What you need to do: Check every line of the entries that follow, and copy the ones containing "panel".
--- begin Data listing ---
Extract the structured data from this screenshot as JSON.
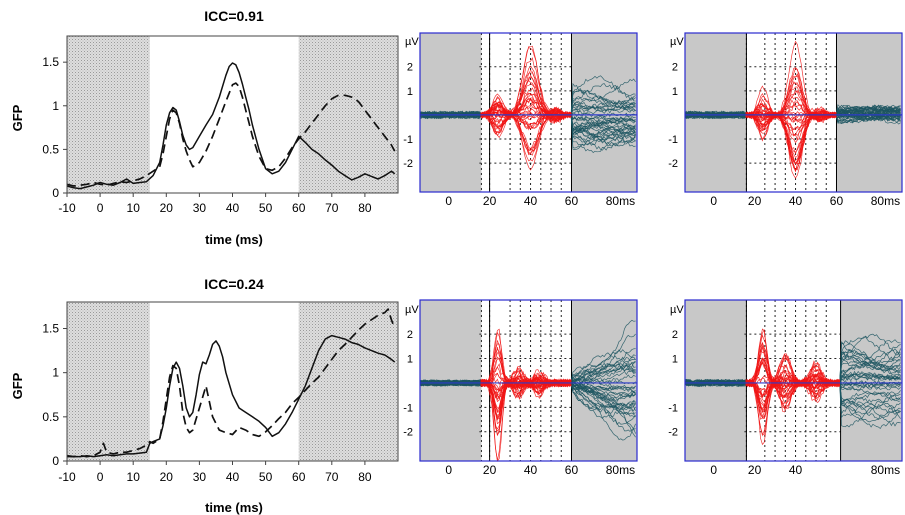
{
  "chart_data": [
    {
      "type": "line",
      "panel": "gfp-top",
      "title": "ICC=0.91",
      "xlabel": "time (ms)",
      "ylabel": "GFP",
      "xlim": [
        -10,
        90
      ],
      "ylim": [
        0,
        1.8
      ],
      "xticks": [
        "-10",
        "0",
        "10",
        "20",
        "30",
        "40",
        "50",
        "60",
        "70",
        "80"
      ],
      "yticks": [
        "0",
        "0.5",
        "1",
        "1.5"
      ],
      "shaded_x_ranges": [
        [
          -10,
          15
        ],
        [
          60,
          90
        ]
      ],
      "series": [
        {
          "style": "solid",
          "x": [
            -10,
            -8,
            -6,
            -4,
            -2,
            0,
            2,
            4,
            6,
            8,
            10,
            12,
            14,
            16,
            18,
            19,
            20,
            21,
            22,
            23,
            24,
            25,
            26,
            27,
            28,
            30,
            32,
            34,
            36,
            38,
            39,
            40,
            41,
            42,
            43,
            44,
            45,
            46,
            48,
            50,
            52,
            54,
            56,
            58,
            60,
            62,
            64,
            66,
            68,
            70,
            72,
            74,
            76,
            78,
            80,
            82,
            84,
            86,
            88,
            89
          ],
          "y": [
            0.08,
            0.06,
            0.05,
            0.07,
            0.09,
            0.12,
            0.1,
            0.09,
            0.12,
            0.16,
            0.11,
            0.12,
            0.13,
            0.2,
            0.35,
            0.55,
            0.78,
            0.92,
            0.98,
            0.95,
            0.82,
            0.66,
            0.55,
            0.5,
            0.52,
            0.65,
            0.78,
            0.9,
            1.1,
            1.35,
            1.45,
            1.49,
            1.47,
            1.38,
            1.25,
            1.1,
            0.95,
            0.78,
            0.5,
            0.28,
            0.22,
            0.25,
            0.35,
            0.5,
            0.65,
            0.58,
            0.5,
            0.45,
            0.38,
            0.32,
            0.25,
            0.2,
            0.15,
            0.18,
            0.22,
            0.19,
            0.16,
            0.2,
            0.25,
            0.22
          ]
        },
        {
          "style": "dashed",
          "x": [
            -10,
            -8,
            -6,
            -4,
            -2,
            0,
            2,
            4,
            6,
            8,
            10,
            12,
            14,
            16,
            18,
            19,
            20,
            21,
            22,
            23,
            24,
            25,
            26,
            27,
            28,
            30,
            32,
            34,
            36,
            38,
            40,
            41,
            42,
            43,
            44,
            45,
            46,
            48,
            50,
            52,
            54,
            56,
            58,
            60,
            62,
            64,
            66,
            68,
            70,
            72,
            74,
            76,
            78,
            80,
            82,
            84,
            86,
            88,
            89
          ],
          "y": [
            0.1,
            0.08,
            0.09,
            0.1,
            0.12,
            0.1,
            0.09,
            0.11,
            0.13,
            0.12,
            0.14,
            0.16,
            0.2,
            0.25,
            0.3,
            0.45,
            0.65,
            0.85,
            0.95,
            0.92,
            0.8,
            0.62,
            0.48,
            0.38,
            0.3,
            0.35,
            0.48,
            0.65,
            0.85,
            1.05,
            1.24,
            1.26,
            1.22,
            1.1,
            0.95,
            0.8,
            0.65,
            0.42,
            0.28,
            0.26,
            0.3,
            0.4,
            0.52,
            0.62,
            0.7,
            0.8,
            0.9,
            1.0,
            1.08,
            1.12,
            1.12,
            1.1,
            1.05,
            0.95,
            0.85,
            0.75,
            0.65,
            0.55,
            0.48
          ]
        }
      ]
    },
    {
      "type": "line",
      "panel": "gfp-bottom",
      "title": "ICC=0.24",
      "xlabel": "time (ms)",
      "ylabel": "GFP",
      "xlim": [
        -10,
        90
      ],
      "ylim": [
        0,
        1.8
      ],
      "xticks": [
        "-10",
        "0",
        "10",
        "20",
        "30",
        "40",
        "50",
        "60",
        "70",
        "80"
      ],
      "yticks": [
        "0",
        "0.5",
        "1",
        "1.5"
      ],
      "shaded_x_ranges": [
        [
          -10,
          15
        ],
        [
          60,
          90
        ]
      ],
      "series": [
        {
          "style": "solid",
          "x": [
            -10,
            -8,
            -6,
            -4,
            -2,
            0,
            2,
            4,
            6,
            8,
            10,
            12,
            14,
            15,
            16,
            18,
            19,
            20,
            21,
            22,
            23,
            24,
            25,
            26,
            27,
            28,
            29,
            30,
            31,
            32,
            33,
            34,
            35,
            36,
            37,
            38,
            40,
            42,
            44,
            46,
            48,
            50,
            52,
            54,
            56,
            58,
            60,
            62,
            64,
            66,
            68,
            70,
            72,
            74,
            76,
            78,
            80,
            82,
            84,
            86,
            88,
            89
          ],
          "y": [
            0.05,
            0.05,
            0.05,
            0.06,
            0.05,
            0.06,
            0.07,
            0.06,
            0.07,
            0.08,
            0.08,
            0.09,
            0.1,
            0.2,
            0.22,
            0.25,
            0.4,
            0.6,
            0.85,
            1.05,
            1.12,
            1.05,
            0.85,
            0.6,
            0.5,
            0.55,
            0.75,
            0.98,
            1.12,
            1.1,
            1.2,
            1.32,
            1.36,
            1.3,
            1.18,
            1.0,
            0.75,
            0.6,
            0.55,
            0.5,
            0.45,
            0.38,
            0.28,
            0.32,
            0.42,
            0.55,
            0.7,
            0.85,
            1.05,
            1.25,
            1.38,
            1.42,
            1.4,
            1.38,
            1.34,
            1.32,
            1.28,
            1.25,
            1.22,
            1.2,
            1.15,
            1.12
          ]
        },
        {
          "style": "dashed",
          "x": [
            -10,
            -8,
            -6,
            -4,
            -2,
            0,
            1,
            2,
            4,
            6,
            8,
            10,
            12,
            14,
            15,
            16,
            18,
            19,
            20,
            21,
            22,
            23,
            24,
            25,
            26,
            27,
            28,
            30,
            32,
            34,
            36,
            38,
            40,
            42,
            44,
            46,
            48,
            50,
            52,
            54,
            56,
            58,
            60,
            62,
            64,
            66,
            68,
            70,
            72,
            74,
            76,
            78,
            80,
            82,
            84,
            86,
            87,
            88,
            89
          ],
          "y": [
            0.06,
            0.05,
            0.06,
            0.05,
            0.06,
            0.1,
            0.2,
            0.1,
            0.08,
            0.1,
            0.1,
            0.12,
            0.14,
            0.18,
            0.22,
            0.2,
            0.25,
            0.45,
            0.7,
            0.95,
            1.08,
            1.05,
            0.85,
            0.55,
            0.38,
            0.32,
            0.35,
            0.6,
            0.85,
            0.5,
            0.35,
            0.32,
            0.3,
            0.38,
            0.35,
            0.3,
            0.28,
            0.33,
            0.4,
            0.48,
            0.55,
            0.65,
            0.72,
            0.8,
            0.88,
            0.95,
            1.05,
            1.15,
            1.25,
            1.32,
            1.4,
            1.48,
            1.55,
            1.6,
            1.65,
            1.68,
            1.72,
            1.6,
            1.5
          ]
        }
      ]
    },
    {
      "type": "line",
      "panel": "butterfly-top-left",
      "unit_label": "µV",
      "xlim": [
        -14,
        92
      ],
      "ylim": [
        -3.2,
        3.4
      ],
      "xticks": [
        "0",
        "20",
        "40",
        "60",
        "80ms"
      ],
      "xtick_values": [
        0,
        20,
        40,
        60,
        80
      ],
      "yticks": [
        "2",
        "1",
        "-1",
        "-2"
      ],
      "ytick_values": [
        2,
        1,
        -1,
        -2
      ],
      "dashed_x": [
        16,
        20,
        30,
        35,
        40,
        45,
        50,
        55
      ],
      "dashed_y": [
        2,
        1,
        -1,
        -2
      ],
      "solid_x": [
        20,
        60
      ],
      "shaded_x_ranges": [
        [
          -14,
          16
        ],
        [
          60,
          92
        ]
      ],
      "red_x_range": [
        15,
        60
      ],
      "baseline_color": "#2d3ac9",
      "trace_colors": {
        "inside": "#f01414",
        "outside": "#1c5560",
        "frame": "#2a2acf"
      },
      "noise_level": 0.12,
      "pre_noise_level": 0.08,
      "peaks": [
        {
          "t": 24,
          "w": 2.6,
          "a": 0.9
        },
        {
          "t": 40,
          "w": 3.6,
          "a": 2.7
        },
        {
          "t": 52,
          "w": 2.5,
          "a": 0.3
        }
      ],
      "post_spread": 1.6
    },
    {
      "type": "line",
      "panel": "butterfly-top-right",
      "unit_label": "µV",
      "xlim": [
        -14,
        92
      ],
      "ylim": [
        -3.2,
        3.4
      ],
      "xticks": [
        "0",
        "20",
        "40",
        "60",
        "80ms"
      ],
      "xtick_values": [
        0,
        20,
        40,
        60,
        80
      ],
      "yticks": [
        "2",
        "1",
        "-1",
        "-2"
      ],
      "ytick_values": [
        2,
        1,
        -1,
        -2
      ],
      "dashed_x": [
        16,
        25,
        30,
        35,
        40,
        45,
        50,
        55
      ],
      "dashed_y": [
        2,
        1,
        -1,
        -2
      ],
      "solid_x": [
        16,
        60
      ],
      "shaded_x_ranges": [
        [
          -14,
          16
        ],
        [
          60,
          92
        ]
      ],
      "red_x_range": [
        15,
        60
      ],
      "baseline_color": "#2d3ac9",
      "trace_colors": {
        "inside": "#f01414",
        "outside": "#1c5560",
        "frame": "#2a2acf"
      },
      "noise_level": 0.12,
      "pre_noise_level": 0.08,
      "peaks": [
        {
          "t": 24,
          "w": 2.4,
          "a": 1.0
        },
        {
          "t": 40,
          "w": 3.2,
          "a": 3.1
        },
        {
          "t": 52,
          "w": 2.5,
          "a": 0.25
        }
      ],
      "post_spread": 0.35
    },
    {
      "type": "line",
      "panel": "butterfly-bottom-left",
      "unit_label": "µV",
      "xlim": [
        -14,
        92
      ],
      "ylim": [
        -3.2,
        3.4
      ],
      "xticks": [
        "0",
        "20",
        "40",
        "60",
        "80ms"
      ],
      "xtick_values": [
        0,
        20,
        40,
        60,
        80
      ],
      "yticks": [
        "2",
        "1",
        "-1",
        "-2"
      ],
      "ytick_values": [
        2,
        1,
        -1,
        -2
      ],
      "dashed_x": [
        16,
        20,
        30,
        35,
        40,
        45,
        50,
        55
      ],
      "dashed_y": [
        2,
        1,
        -1,
        -2
      ],
      "solid_x": [
        20,
        60
      ],
      "shaded_x_ranges": [
        [
          -14,
          16
        ],
        [
          60,
          92
        ]
      ],
      "red_x_range": [
        15,
        60
      ],
      "baseline_color": "#2d3ac9",
      "trace_colors": {
        "inside": "#f01414",
        "outside": "#1c5560",
        "frame": "#2a2acf"
      },
      "noise_level": 0.15,
      "pre_noise_level": 0.05,
      "peaks": [
        {
          "t": 24,
          "w": 1.8,
          "a": 2.9
        },
        {
          "t": 34,
          "w": 2.5,
          "a": 0.7
        },
        {
          "t": 44,
          "w": 2.5,
          "a": 0.5
        }
      ],
      "post_ramp": 2.8
    },
    {
      "type": "line",
      "panel": "butterfly-bottom-right",
      "unit_label": "µV",
      "xlim": [
        -14,
        92
      ],
      "ylim": [
        -3.2,
        3.4
      ],
      "xticks": [
        "0",
        "20",
        "40",
        "80ms"
      ],
      "xtick_values": [
        0,
        20,
        40,
        80
      ],
      "yticks": [
        "2",
        "1",
        "-1",
        "-2"
      ],
      "ytick_values": [
        2,
        1,
        -1,
        -2
      ],
      "dashed_x": [
        16,
        25,
        30,
        35,
        40,
        45,
        50,
        55
      ],
      "dashed_y": [
        2,
        1,
        -1,
        -2
      ],
      "solid_x": [
        16,
        62
      ],
      "shaded_x_ranges": [
        [
          -14,
          16
        ],
        [
          62,
          92
        ]
      ],
      "red_x_range": [
        15,
        62
      ],
      "baseline_color": "#2d3ac9",
      "trace_colors": {
        "inside": "#f01414",
        "outside": "#1c5560",
        "frame": "#2a2acf"
      },
      "noise_level": 0.15,
      "pre_noise_level": 0.07,
      "peaks": [
        {
          "t": 24,
          "w": 2.0,
          "a": 2.6
        },
        {
          "t": 35,
          "w": 2.6,
          "a": 1.3
        },
        {
          "t": 50,
          "w": 2.6,
          "a": 0.8
        }
      ],
      "post_spread": 2.0
    }
  ]
}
--- end Data listing ---
Response for this exercise:
      "panel": "gfp-top",
      "panel": "gfp-bottom",
      "panel": "butterfly-top-left",
      "panel": "butterfly-top-right",
      "panel": "butterfly-bottom-left",
      "panel": "butterfly-bottom-right",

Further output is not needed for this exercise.